:: Material to process ::
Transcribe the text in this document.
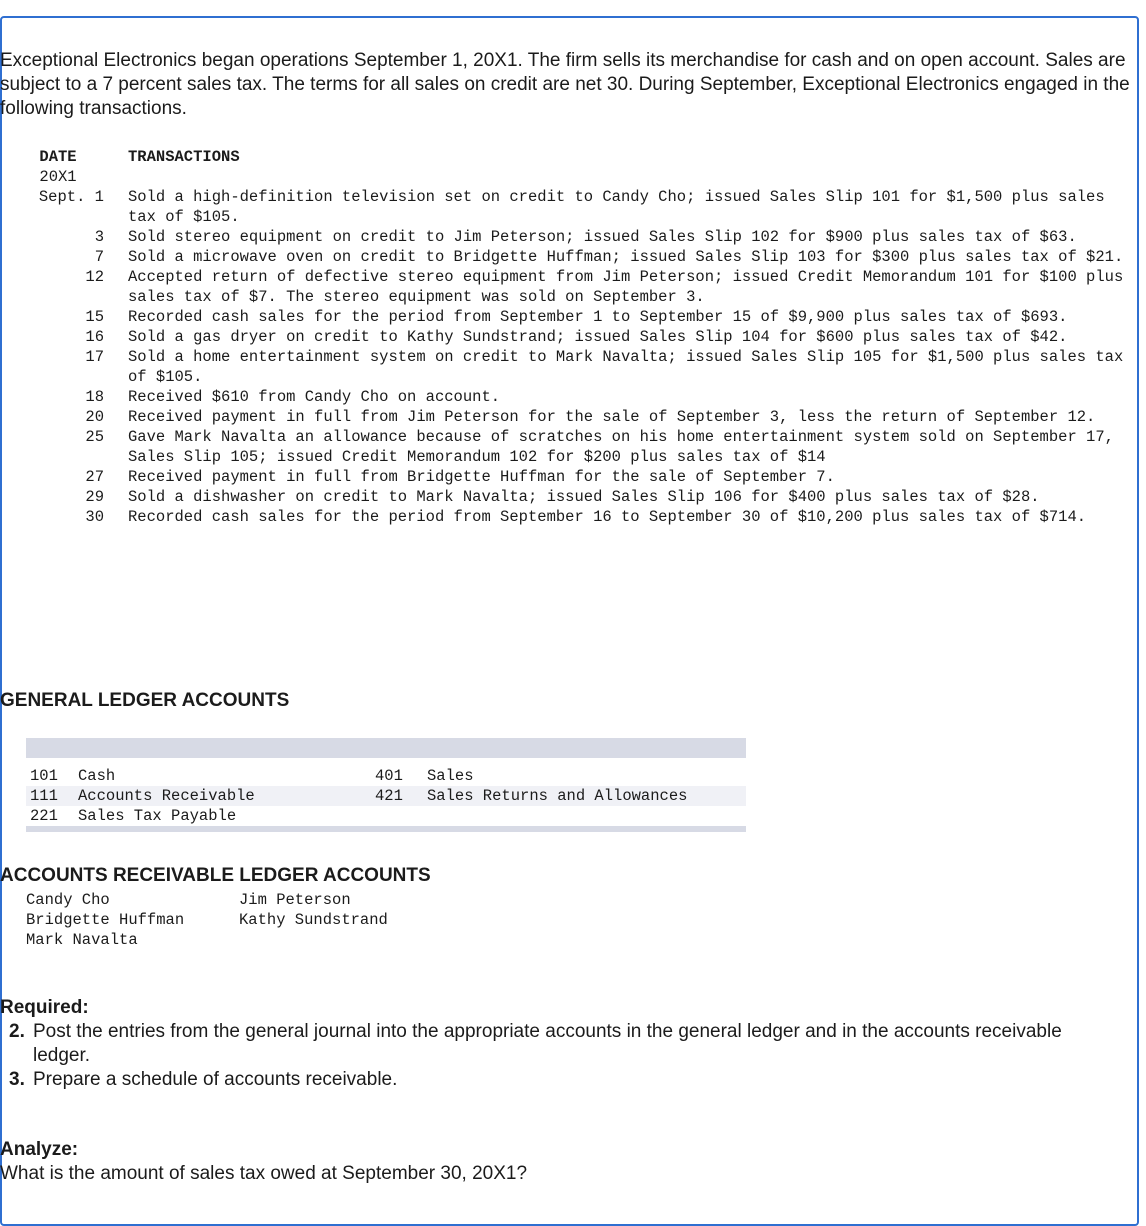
Exceptional Electronics began operations September 1, 20X1. The firm sells its merchandise for cash and on open account. Sales are subject to a 7 percent sales tax. The terms for all sales on credit are net 30. During September, Exceptional Electronics engaged in the following transactions.

DATE	TRANSACTIONS
20X1	
Sept. 1	Sold a high-definition television set on credit to Candy Cho; issued Sales Slip 101 for $1,500 plus sales tax of $105.
3	Sold stereo equipment on credit to Jim Peterson; issued Sales Slip 102 for $900 plus sales tax of $63.
7	Sold a microwave oven on credit to Bridgette Huffman; issued Sales Slip 103 for $300 plus sales tax of $21.
12	Accepted return of defective stereo equipment from Jim Peterson; issued Credit Memorandum 101 for $100 plus sales tax of $7. The stereo equipment was sold on September 3.
15	Recorded cash sales for the period from September 1 to September 15 of $9,900 plus sales tax of $693.
16	Sold a gas dryer on credit to Kathy Sundstrand; issued Sales Slip 104 for $600 plus sales tax of $42.
17	Sold a home entertainment system on credit to Mark Navalta; issued Sales Slip 105 for $1,500 plus sales tax of $105.
18	Received $610 from Candy Cho on account.
20	Received payment in full from Jim Peterson for the sale of September 3, less the return of September 12.
25	Gave Mark Navalta an allowance because of scratches on his home entertainment system sold on September 17, Sales Slip 105; issued Credit Memorandum 102 for $200 plus sales tax of $14
27	Received payment in full from Bridgette Huffman for the sale of September 7.
29	Sold a dishwasher on credit to Mark Navalta; issued Sales Slip 106 for $400 plus sales tax of $28.
30	Recorded cash sales for the period from September 16 to September 30 of $10,200 plus sales tax of $714.
GENERAL LEDGER ACCOUNTS
101 Cash	401 Sales
111 Accounts Receivable	421 Sales Returns and Allowances
221 Sales Tax Payable
ACCOUNTS RECEIVABLE LEDGER ACCOUNTS
Candy Cho	Jim Peterson
Bridgette Huffman	Kathy Sundstrand
Mark Navalta
Required:
2. Post the entries from the general journal into the appropriate accounts in the general ledger and in the accounts receivable ledger.
3. Prepare a schedule of accounts receivable.
Analyze:

What is the amount of sales tax owed at September 30, 20X1?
:::
## Given instruction
Which lines contain the word "Memorandum"? Copy each of them.

## Answer to the problem
12	Accepted return of defective stereo equipment from Jim Peterson; issued Credit Memorandum 101 for $100 plus sales tax of $7. The stereo equipment was sold on September 3.
25	Gave Mark Navalta an allowance because of scratches on his home entertainment system sold on September 17, Sales Slip 105; issued Credit Memorandum 102 for $200 plus sales tax of $14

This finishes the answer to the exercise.